[A run of records]
-=-=-=-=-

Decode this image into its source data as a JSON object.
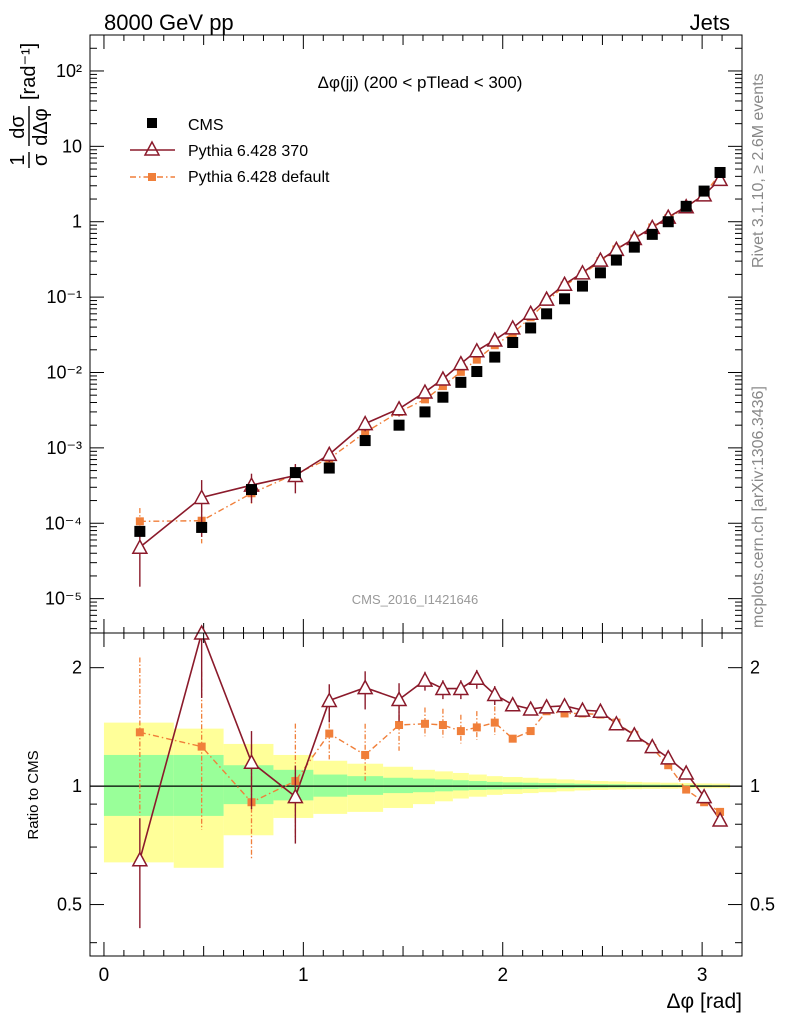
{
  "header": {
    "left": "8000 GeV pp",
    "right": "Jets",
    "side_top": "Rivet 3.1.10, ≥ 2.6M events",
    "side_bottom": "mcplots.cern.ch [arXiv:1306.3436]",
    "watermark": "CMS_2016_I1421646"
  },
  "colors": {
    "cms": "#000000",
    "pythia370": "#8b1a2b",
    "pythia_default": "#f07f3a",
    "band_stat": "#99ff99",
    "band_total": "#ffff99"
  },
  "chart_data": [
    {
      "type": "scatter",
      "panel": "main",
      "title": "Δφ(jj) (200 < pTlead <  300)",
      "ylabel_fraction_num": "1",
      "ylabel_fraction_den": "σ",
      "ylabel_fraction_num2": "dσ",
      "ylabel_fraction_den2": "dΔφ",
      "ylabel_unit": "[rad⁻¹]",
      "yscale": "log",
      "xlim": [
        -0.07,
        3.2
      ],
      "ylim": [
        3.5e-06,
        300
      ],
      "ytick_labels": [
        "10⁻⁵",
        "10⁻⁴",
        "10⁻³",
        "10⁻²",
        "10⁻¹",
        "1",
        "10",
        "10²"
      ],
      "ytick_values": [
        1e-05,
        0.0001,
        0.001,
        0.01,
        0.1,
        1,
        10,
        100
      ],
      "legend_position": "top-left",
      "series": [
        {
          "name": "CMS",
          "style": "square",
          "x": [
            0.18,
            0.49,
            0.74,
            0.96,
            1.13,
            1.31,
            1.48,
            1.61,
            1.7,
            1.79,
            1.87,
            1.96,
            2.05,
            2.14,
            2.22,
            2.31,
            2.4,
            2.49,
            2.57,
            2.66,
            2.75,
            2.83,
            2.92,
            3.01,
            3.09
          ],
          "y": [
            7.8e-05,
            8.8e-05,
            0.00028,
            0.00047,
            0.00054,
            0.00125,
            0.002,
            0.003,
            0.0047,
            0.0074,
            0.0103,
            0.016,
            0.025,
            0.039,
            0.06,
            0.095,
            0.14,
            0.21,
            0.31,
            0.46,
            0.68,
            1.0,
            1.6,
            2.55,
            4.5
          ]
        },
        {
          "name": "Pythia 6.428 370",
          "style": "triangle-line",
          "x": [
            0.18,
            0.49,
            0.74,
            0.96,
            1.13,
            1.31,
            1.48,
            1.61,
            1.7,
            1.79,
            1.87,
            1.96,
            2.05,
            2.14,
            2.22,
            2.31,
            2.4,
            2.49,
            2.57,
            2.66,
            2.75,
            2.83,
            2.92,
            3.01,
            3.09
          ],
          "y": [
            4.8e-05,
            0.00022,
            0.00032,
            0.00043,
            0.00082,
            0.0021,
            0.0033,
            0.0055,
            0.0082,
            0.0131,
            0.0194,
            0.027,
            0.039,
            0.061,
            0.094,
            0.148,
            0.21,
            0.31,
            0.43,
            0.6,
            0.84,
            1.15,
            1.58,
            2.27,
            3.65
          ]
        },
        {
          "name": "Pythia 6.428 default",
          "style": "square-dashdot",
          "x": [
            0.18,
            0.49,
            0.74,
            0.96,
            1.13,
            1.31,
            1.48,
            1.61,
            1.7,
            1.79,
            1.87,
            1.96,
            2.05,
            2.14,
            2.22,
            2.31,
            2.4,
            2.49,
            2.57,
            2.66,
            2.75,
            2.83,
            2.92,
            3.01,
            3.09
          ],
          "y": [
            0.000106,
            0.000108,
            0.00025,
            0.00045,
            0.00072,
            0.0016,
            0.003,
            0.0044,
            0.0066,
            0.0102,
            0.0148,
            0.023,
            0.033,
            0.054,
            0.087,
            0.142,
            0.2,
            0.3,
            0.43,
            0.6,
            0.84,
            1.11,
            1.55,
            2.33,
            4.3
          ]
        }
      ]
    },
    {
      "type": "line",
      "panel": "ratio",
      "ylabel": "Ratio to CMS",
      "xlabel": "Δφ [rad]",
      "yscale": "log",
      "xlim": [
        -0.07,
        3.2
      ],
      "ylim": [
        0.37,
        2.45
      ],
      "xtick_labels": [
        "0",
        "1",
        "2",
        "3"
      ],
      "xtick_values": [
        0,
        1,
        2,
        3
      ],
      "ytick_labels": [
        "0.5",
        "1",
        "2"
      ],
      "ytick_values": [
        0.5,
        1,
        2
      ],
      "bands": {
        "edges": [
          0.0,
          0.35,
          0.6,
          0.85,
          1.05,
          1.22,
          1.4,
          1.55,
          1.66,
          1.75,
          1.83,
          1.92,
          2.0,
          2.1,
          2.18,
          2.27,
          2.36,
          2.44,
          2.53,
          2.62,
          2.7,
          2.79,
          2.88,
          2.96,
          3.05,
          3.14
        ],
        "total_low": [
          0.64,
          0.62,
          0.75,
          0.83,
          0.85,
          0.86,
          0.88,
          0.9,
          0.915,
          0.93,
          0.94,
          0.95,
          0.955,
          0.96,
          0.965,
          0.97,
          0.975,
          0.978,
          0.98,
          0.982,
          0.984,
          0.985,
          0.986,
          0.987,
          0.988
        ],
        "total_high": [
          1.45,
          1.4,
          1.28,
          1.2,
          1.16,
          1.14,
          1.12,
          1.1,
          1.09,
          1.08,
          1.07,
          1.06,
          1.055,
          1.05,
          1.045,
          1.04,
          1.035,
          1.03,
          1.028,
          1.025,
          1.022,
          1.02,
          1.018,
          1.016,
          1.015
        ],
        "stat_low": [
          0.84,
          0.84,
          0.9,
          0.92,
          0.94,
          0.95,
          0.96,
          0.965,
          0.97,
          0.975,
          0.978,
          0.98,
          0.982,
          0.984,
          0.986,
          0.988,
          0.99,
          0.991,
          0.992,
          0.993,
          0.994,
          0.995,
          0.996,
          0.996,
          0.997
        ],
        "stat_high": [
          1.2,
          1.2,
          1.13,
          1.1,
          1.07,
          1.06,
          1.05,
          1.045,
          1.04,
          1.035,
          1.03,
          1.025,
          1.022,
          1.02,
          1.018,
          1.016,
          1.014,
          1.012,
          1.011,
          1.01,
          1.009,
          1.008,
          1.007,
          1.006,
          1.005
        ]
      },
      "series": [
        {
          "name": "Pythia 6.428 370",
          "x": [
            0.18,
            0.49,
            0.74,
            0.96,
            1.13,
            1.31,
            1.48,
            1.61,
            1.7,
            1.79,
            1.87,
            1.96,
            2.05,
            2.14,
            2.22,
            2.31,
            2.4,
            2.49,
            2.57,
            2.66,
            2.75,
            2.83,
            2.92,
            3.01,
            3.09
          ],
          "y": [
            0.65,
            2.5,
            1.15,
            0.94,
            1.65,
            1.78,
            1.66,
            1.86,
            1.77,
            1.77,
            1.88,
            1.71,
            1.61,
            1.57,
            1.59,
            1.6,
            1.56,
            1.55,
            1.44,
            1.35,
            1.26,
            1.18,
            1.08,
            0.94,
            0.82
          ]
        },
        {
          "name": "Pythia 6.428 default",
          "x": [
            0.18,
            0.49,
            0.74,
            0.96,
            1.13,
            1.31,
            1.48,
            1.61,
            1.7,
            1.79,
            1.87,
            1.96,
            2.05,
            2.14,
            2.22,
            2.31,
            2.4,
            2.49,
            2.57,
            2.66,
            2.75,
            2.83,
            2.92,
            3.01,
            3.09
          ],
          "y": [
            1.37,
            1.26,
            0.91,
            1.03,
            1.36,
            1.2,
            1.43,
            1.44,
            1.43,
            1.38,
            1.41,
            1.45,
            1.32,
            1.38,
            1.55,
            1.53,
            1.53,
            1.52,
            1.45,
            1.35,
            1.25,
            1.13,
            0.98,
            0.91,
            0.86
          ]
        }
      ]
    }
  ]
}
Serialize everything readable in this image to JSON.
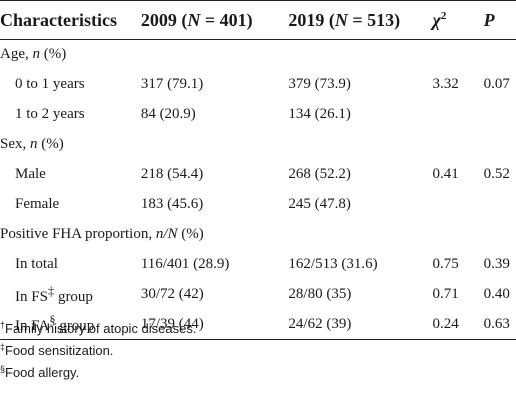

-=-=-=-=-

(THE REQUEST) Reproduce all of the material above word for word. Omit the pictures.

(ANSWER IN FULL)
Decode this image into its source data as a JSON object.
{
  "header": {
    "left": "8000 GeV pp",
    "right": "Jets",
    "side_top": "Rivet 3.1.10, ≥ 2.6M events",
    "side_bottom": "mcplots.cern.ch [arXiv:1306.3436]",
    "watermark": "CMS_2016_I1421646"
  },
  "colors": {
    "cms": "#000000",
    "pythia370": "#8b1a2b",
    "pythia_default": "#f07f3a",
    "band_stat": "#99ff99",
    "band_total": "#ffff99"
  },
  "chart_data": [
    {
      "type": "scatter",
      "panel": "main",
      "title": "Δφ(jj) (200 < pTlead <  300)",
      "ylabel_fraction_num": "1",
      "ylabel_fraction_den": "σ",
      "ylabel_fraction_num2": "dσ",
      "ylabel_fraction_den2": "dΔφ",
      "ylabel_unit": "[rad⁻¹]",
      "yscale": "log",
      "xlim": [
        -0.07,
        3.2
      ],
      "ylim": [
        3.5e-06,
        300
      ],
      "ytick_labels": [
        "10⁻⁵",
        "10⁻⁴",
        "10⁻³",
        "10⁻²",
        "10⁻¹",
        "1",
        "10",
        "10²"
      ],
      "ytick_values": [
        1e-05,
        0.0001,
        0.001,
        0.01,
        0.1,
        1,
        10,
        100
      ],
      "legend_position": "top-left",
      "series": [
        {
          "name": "CMS",
          "style": "square",
          "x": [
            0.18,
            0.49,
            0.74,
            0.96,
            1.13,
            1.31,
            1.48,
            1.61,
            1.7,
            1.79,
            1.87,
            1.96,
            2.05,
            2.14,
            2.22,
            2.31,
            2.4,
            2.49,
            2.57,
            2.66,
            2.75,
            2.83,
            2.92,
            3.01,
            3.09
          ],
          "y": [
            7.8e-05,
            8.8e-05,
            0.00028,
            0.00047,
            0.00054,
            0.00125,
            0.002,
            0.003,
            0.0047,
            0.0074,
            0.0103,
            0.016,
            0.025,
            0.039,
            0.06,
            0.095,
            0.14,
            0.21,
            0.31,
            0.46,
            0.68,
            1.0,
            1.6,
            2.55,
            4.5
          ]
        },
        {
          "name": "Pythia 6.428 370",
          "style": "triangle-line",
          "x": [
            0.18,
            0.49,
            0.74,
            0.96,
            1.13,
            1.31,
            1.48,
            1.61,
            1.7,
            1.79,
            1.87,
            1.96,
            2.05,
            2.14,
            2.22,
            2.31,
            2.4,
            2.49,
            2.57,
            2.66,
            2.75,
            2.83,
            2.92,
            3.01,
            3.09
          ],
          "y": [
            4.8e-05,
            0.00022,
            0.00032,
            0.00043,
            0.00082,
            0.0021,
            0.0033,
            0.0055,
            0.0082,
            0.0131,
            0.0194,
            0.027,
            0.039,
            0.061,
            0.094,
            0.148,
            0.21,
            0.31,
            0.43,
            0.6,
            0.84,
            1.15,
            1.58,
            2.27,
            3.65
          ]
        },
        {
          "name": "Pythia 6.428 default",
          "style": "square-dashdot",
          "x": [
            0.18,
            0.49,
            0.74,
            0.96,
            1.13,
            1.31,
            1.48,
            1.61,
            1.7,
            1.79,
            1.87,
            1.96,
            2.05,
            2.14,
            2.22,
            2.31,
            2.4,
            2.49,
            2.57,
            2.66,
            2.75,
            2.83,
            2.92,
            3.01,
            3.09
          ],
          "y": [
            0.000106,
            0.000108,
            0.00025,
            0.00045,
            0.00072,
            0.0016,
            0.003,
            0.0044,
            0.0066,
            0.0102,
            0.0148,
            0.023,
            0.033,
            0.054,
            0.087,
            0.142,
            0.2,
            0.3,
            0.43,
            0.6,
            0.84,
            1.11,
            1.55,
            2.33,
            4.3
          ]
        }
      ]
    },
    {
      "type": "line",
      "panel": "ratio",
      "ylabel": "Ratio to CMS",
      "xlabel": "Δφ [rad]",
      "yscale": "log",
      "xlim": [
        -0.07,
        3.2
      ],
      "ylim": [
        0.37,
        2.45
      ],
      "xtick_labels": [
        "0",
        "1",
        "2",
        "3"
      ],
      "xtick_values": [
        0,
        1,
        2,
        3
      ],
      "ytick_labels": [
        "0.5",
        "1",
        "2"
      ],
      "ytick_values": [
        0.5,
        1,
        2
      ],
      "bands": {
        "edges": [
          0.0,
          0.35,
          0.6,
          0.85,
          1.05,
          1.22,
          1.4,
          1.55,
          1.66,
          1.75,
          1.83,
          1.92,
          2.0,
          2.1,
          2.18,
          2.27,
          2.36,
          2.44,
          2.53,
          2.62,
          2.7,
          2.79,
          2.88,
          2.96,
          3.05,
          3.14
        ],
        "total_low": [
          0.64,
          0.62,
          0.75,
          0.83,
          0.85,
          0.86,
          0.88,
          0.9,
          0.915,
          0.93,
          0.94,
          0.95,
          0.955,
          0.96,
          0.965,
          0.97,
          0.975,
          0.978,
          0.98,
          0.982,
          0.984,
          0.985,
          0.986,
          0.987,
          0.988
        ],
        "total_high": [
          1.45,
          1.4,
          1.28,
          1.2,
          1.16,
          1.14,
          1.12,
          1.1,
          1.09,
          1.08,
          1.07,
          1.06,
          1.055,
          1.05,
          1.045,
          1.04,
          1.035,
          1.03,
          1.028,
          1.025,
          1.022,
          1.02,
          1.018,
          1.016,
          1.015
        ],
        "stat_low": [
          0.84,
          0.84,
          0.9,
          0.92,
          0.94,
          0.95,
          0.96,
          0.965,
          0.97,
          0.975,
          0.978,
          0.98,
          0.982,
          0.984,
          0.986,
          0.988,
          0.99,
          0.991,
          0.992,
          0.993,
          0.994,
          0.995,
          0.996,
          0.996,
          0.997
        ],
        "stat_high": [
          1.2,
          1.2,
          1.13,
          1.1,
          1.07,
          1.06,
          1.05,
          1.045,
          1.04,
          1.035,
          1.03,
          1.025,
          1.022,
          1.02,
          1.018,
          1.016,
          1.014,
          1.012,
          1.011,
          1.01,
          1.009,
          1.008,
          1.007,
          1.006,
          1.005
        ]
      },
      "series": [
        {
          "name": "Pythia 6.428 370",
          "x": [
            0.18,
            0.49,
            0.74,
            0.96,
            1.13,
            1.31,
            1.48,
            1.61,
            1.7,
            1.79,
            1.87,
            1.96,
            2.05,
            2.14,
            2.22,
            2.31,
            2.4,
            2.49,
            2.57,
            2.66,
            2.75,
            2.83,
            2.92,
            3.01,
            3.09
          ],
          "y": [
            0.65,
            2.5,
            1.15,
            0.94,
            1.65,
            1.78,
            1.66,
            1.86,
            1.77,
            1.77,
            1.88,
            1.71,
            1.61,
            1.57,
            1.59,
            1.6,
            1.56,
            1.55,
            1.44,
            1.35,
            1.26,
            1.18,
            1.08,
            0.94,
            0.82
          ]
        },
        {
          "name": "Pythia 6.428 default",
          "x": [
            0.18,
            0.49,
            0.74,
            0.96,
            1.13,
            1.31,
            1.48,
            1.61,
            1.7,
            1.79,
            1.87,
            1.96,
            2.05,
            2.14,
            2.22,
            2.31,
            2.4,
            2.49,
            2.57,
            2.66,
            2.75,
            2.83,
            2.92,
            3.01,
            3.09
          ],
          "y": [
            1.37,
            1.26,
            0.91,
            1.03,
            1.36,
            1.2,
            1.43,
            1.44,
            1.43,
            1.38,
            1.41,
            1.45,
            1.32,
            1.38,
            1.55,
            1.53,
            1.53,
            1.52,
            1.45,
            1.35,
            1.25,
            1.13,
            0.98,
            0.91,
            0.86
          ]
        }
      ]
    }
  ]
}
Serialize everything readable in this image to JSON.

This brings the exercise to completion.